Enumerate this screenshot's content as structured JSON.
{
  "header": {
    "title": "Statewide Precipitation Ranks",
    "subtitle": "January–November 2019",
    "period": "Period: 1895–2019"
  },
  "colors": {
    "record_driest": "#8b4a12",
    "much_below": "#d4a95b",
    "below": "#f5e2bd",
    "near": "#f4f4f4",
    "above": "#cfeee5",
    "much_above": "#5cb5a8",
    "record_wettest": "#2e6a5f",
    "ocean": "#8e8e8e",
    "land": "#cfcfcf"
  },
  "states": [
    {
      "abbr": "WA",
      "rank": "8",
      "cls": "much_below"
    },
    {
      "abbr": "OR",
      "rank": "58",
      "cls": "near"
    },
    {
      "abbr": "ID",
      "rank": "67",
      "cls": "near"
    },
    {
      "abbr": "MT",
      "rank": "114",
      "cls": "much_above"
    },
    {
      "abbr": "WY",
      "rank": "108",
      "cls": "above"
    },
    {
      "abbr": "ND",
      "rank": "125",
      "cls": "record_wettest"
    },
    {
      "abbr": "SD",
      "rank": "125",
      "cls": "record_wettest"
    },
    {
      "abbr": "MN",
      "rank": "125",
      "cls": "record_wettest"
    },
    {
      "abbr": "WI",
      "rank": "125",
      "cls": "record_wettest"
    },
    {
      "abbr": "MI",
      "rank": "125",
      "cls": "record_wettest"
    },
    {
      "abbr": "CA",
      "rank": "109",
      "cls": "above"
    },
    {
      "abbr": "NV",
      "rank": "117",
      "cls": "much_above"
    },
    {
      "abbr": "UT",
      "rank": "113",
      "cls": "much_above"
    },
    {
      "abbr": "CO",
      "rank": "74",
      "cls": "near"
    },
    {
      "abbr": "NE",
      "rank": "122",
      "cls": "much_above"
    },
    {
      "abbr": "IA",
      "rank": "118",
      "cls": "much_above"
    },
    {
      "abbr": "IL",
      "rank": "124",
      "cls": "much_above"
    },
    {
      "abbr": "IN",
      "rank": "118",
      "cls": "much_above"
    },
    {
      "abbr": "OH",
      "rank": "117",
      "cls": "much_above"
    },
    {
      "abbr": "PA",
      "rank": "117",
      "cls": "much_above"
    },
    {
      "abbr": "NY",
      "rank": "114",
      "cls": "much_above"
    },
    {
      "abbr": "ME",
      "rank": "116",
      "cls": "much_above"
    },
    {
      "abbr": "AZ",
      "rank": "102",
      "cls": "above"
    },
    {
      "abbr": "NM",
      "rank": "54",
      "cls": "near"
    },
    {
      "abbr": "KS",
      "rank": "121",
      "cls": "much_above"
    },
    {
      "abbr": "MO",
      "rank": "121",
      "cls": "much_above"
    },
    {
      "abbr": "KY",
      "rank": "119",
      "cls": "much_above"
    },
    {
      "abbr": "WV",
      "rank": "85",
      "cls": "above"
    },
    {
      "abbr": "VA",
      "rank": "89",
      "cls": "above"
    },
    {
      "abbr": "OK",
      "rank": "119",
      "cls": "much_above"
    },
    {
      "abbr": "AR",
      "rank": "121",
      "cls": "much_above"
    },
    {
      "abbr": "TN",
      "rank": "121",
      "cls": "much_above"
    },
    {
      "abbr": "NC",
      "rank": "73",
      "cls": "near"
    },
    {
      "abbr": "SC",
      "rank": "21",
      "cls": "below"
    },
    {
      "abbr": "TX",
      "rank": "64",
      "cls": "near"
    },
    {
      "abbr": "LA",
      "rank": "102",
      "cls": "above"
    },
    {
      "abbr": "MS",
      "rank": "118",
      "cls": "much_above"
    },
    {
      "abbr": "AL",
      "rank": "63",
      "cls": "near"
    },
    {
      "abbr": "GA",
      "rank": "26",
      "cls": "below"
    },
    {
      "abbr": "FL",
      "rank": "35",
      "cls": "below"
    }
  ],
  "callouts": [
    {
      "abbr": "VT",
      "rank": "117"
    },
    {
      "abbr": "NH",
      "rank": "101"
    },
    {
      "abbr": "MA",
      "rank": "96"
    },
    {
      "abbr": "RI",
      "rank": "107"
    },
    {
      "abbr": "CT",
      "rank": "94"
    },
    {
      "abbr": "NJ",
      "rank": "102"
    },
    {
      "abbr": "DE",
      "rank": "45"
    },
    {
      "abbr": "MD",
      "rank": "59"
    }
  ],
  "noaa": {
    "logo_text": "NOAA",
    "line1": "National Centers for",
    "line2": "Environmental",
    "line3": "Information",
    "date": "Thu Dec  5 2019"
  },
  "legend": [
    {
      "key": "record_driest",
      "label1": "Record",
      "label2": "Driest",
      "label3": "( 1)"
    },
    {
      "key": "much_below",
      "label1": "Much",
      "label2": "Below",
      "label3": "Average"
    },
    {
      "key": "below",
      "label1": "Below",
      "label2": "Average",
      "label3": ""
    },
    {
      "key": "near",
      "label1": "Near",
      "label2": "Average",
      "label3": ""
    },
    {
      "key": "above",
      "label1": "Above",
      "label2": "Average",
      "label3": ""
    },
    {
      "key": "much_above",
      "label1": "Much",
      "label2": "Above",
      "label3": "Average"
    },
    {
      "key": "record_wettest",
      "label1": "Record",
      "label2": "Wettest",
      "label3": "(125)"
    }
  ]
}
-=-=-
Task to carry out:
Above are some records. Print them all exactly.

Task output:
Enumerate this screenshot's content as structured JSON.
{
  "header": {
    "title": "Statewide Precipitation Ranks",
    "subtitle": "January–November 2019",
    "period": "Period: 1895–2019"
  },
  "colors": {
    "record_driest": "#8b4a12",
    "much_below": "#d4a95b",
    "below": "#f5e2bd",
    "near": "#f4f4f4",
    "above": "#cfeee5",
    "much_above": "#5cb5a8",
    "record_wettest": "#2e6a5f",
    "ocean": "#8e8e8e",
    "land": "#cfcfcf"
  },
  "states": [
    {
      "abbr": "WA",
      "rank": "8",
      "cls": "much_below"
    },
    {
      "abbr": "OR",
      "rank": "58",
      "cls": "near"
    },
    {
      "abbr": "ID",
      "rank": "67",
      "cls": "near"
    },
    {
      "abbr": "MT",
      "rank": "114",
      "cls": "much_above"
    },
    {
      "abbr": "WY",
      "rank": "108",
      "cls": "above"
    },
    {
      "abbr": "ND",
      "rank": "125",
      "cls": "record_wettest"
    },
    {
      "abbr": "SD",
      "rank": "125",
      "cls": "record_wettest"
    },
    {
      "abbr": "MN",
      "rank": "125",
      "cls": "record_wettest"
    },
    {
      "abbr": "WI",
      "rank": "125",
      "cls": "record_wettest"
    },
    {
      "abbr": "MI",
      "rank": "125",
      "cls": "record_wettest"
    },
    {
      "abbr": "CA",
      "rank": "109",
      "cls": "above"
    },
    {
      "abbr": "NV",
      "rank": "117",
      "cls": "much_above"
    },
    {
      "abbr": "UT",
      "rank": "113",
      "cls": "much_above"
    },
    {
      "abbr": "CO",
      "rank": "74",
      "cls": "near"
    },
    {
      "abbr": "NE",
      "rank": "122",
      "cls": "much_above"
    },
    {
      "abbr": "IA",
      "rank": "118",
      "cls": "much_above"
    },
    {
      "abbr": "IL",
      "rank": "124",
      "cls": "much_above"
    },
    {
      "abbr": "IN",
      "rank": "118",
      "cls": "much_above"
    },
    {
      "abbr": "OH",
      "rank": "117",
      "cls": "much_above"
    },
    {
      "abbr": "PA",
      "rank": "117",
      "cls": "much_above"
    },
    {
      "abbr": "NY",
      "rank": "114",
      "cls": "much_above"
    },
    {
      "abbr": "ME",
      "rank": "116",
      "cls": "much_above"
    },
    {
      "abbr": "AZ",
      "rank": "102",
      "cls": "above"
    },
    {
      "abbr": "NM",
      "rank": "54",
      "cls": "near"
    },
    {
      "abbr": "KS",
      "rank": "121",
      "cls": "much_above"
    },
    {
      "abbr": "MO",
      "rank": "121",
      "cls": "much_above"
    },
    {
      "abbr": "KY",
      "rank": "119",
      "cls": "much_above"
    },
    {
      "abbr": "WV",
      "rank": "85",
      "cls": "above"
    },
    {
      "abbr": "VA",
      "rank": "89",
      "cls": "above"
    },
    {
      "abbr": "OK",
      "rank": "119",
      "cls": "much_above"
    },
    {
      "abbr": "AR",
      "rank": "121",
      "cls": "much_above"
    },
    {
      "abbr": "TN",
      "rank": "121",
      "cls": "much_above"
    },
    {
      "abbr": "NC",
      "rank": "73",
      "cls": "near"
    },
    {
      "abbr": "SC",
      "rank": "21",
      "cls": "below"
    },
    {
      "abbr": "TX",
      "rank": "64",
      "cls": "near"
    },
    {
      "abbr": "LA",
      "rank": "102",
      "cls": "above"
    },
    {
      "abbr": "MS",
      "rank": "118",
      "cls": "much_above"
    },
    {
      "abbr": "AL",
      "rank": "63",
      "cls": "near"
    },
    {
      "abbr": "GA",
      "rank": "26",
      "cls": "below"
    },
    {
      "abbr": "FL",
      "rank": "35",
      "cls": "below"
    }
  ],
  "callouts": [
    {
      "abbr": "VT",
      "rank": "117"
    },
    {
      "abbr": "NH",
      "rank": "101"
    },
    {
      "abbr": "MA",
      "rank": "96"
    },
    {
      "abbr": "RI",
      "rank": "107"
    },
    {
      "abbr": "CT",
      "rank": "94"
    },
    {
      "abbr": "NJ",
      "rank": "102"
    },
    {
      "abbr": "DE",
      "rank": "45"
    },
    {
      "abbr": "MD",
      "rank": "59"
    }
  ],
  "noaa": {
    "logo_text": "NOAA",
    "line1": "National Centers for",
    "line2": "Environmental",
    "line3": "Information",
    "date": "Thu Dec  5 2019"
  },
  "legend": [
    {
      "key": "record_driest",
      "label1": "Record",
      "label2": "Driest",
      "label3": "( 1)"
    },
    {
      "key": "much_below",
      "label1": "Much",
      "label2": "Below",
      "label3": "Average"
    },
    {
      "key": "below",
      "label1": "Below",
      "label2": "Average",
      "label3": ""
    },
    {
      "key": "near",
      "label1": "Near",
      "label2": "Average",
      "label3": ""
    },
    {
      "key": "above",
      "label1": "Above",
      "label2": "Average",
      "label3": ""
    },
    {
      "key": "much_above",
      "label1": "Much",
      "label2": "Above",
      "label3": "Average"
    },
    {
      "key": "record_wettest",
      "label1": "Record",
      "label2": "Wettest",
      "label3": "(125)"
    }
  ]
}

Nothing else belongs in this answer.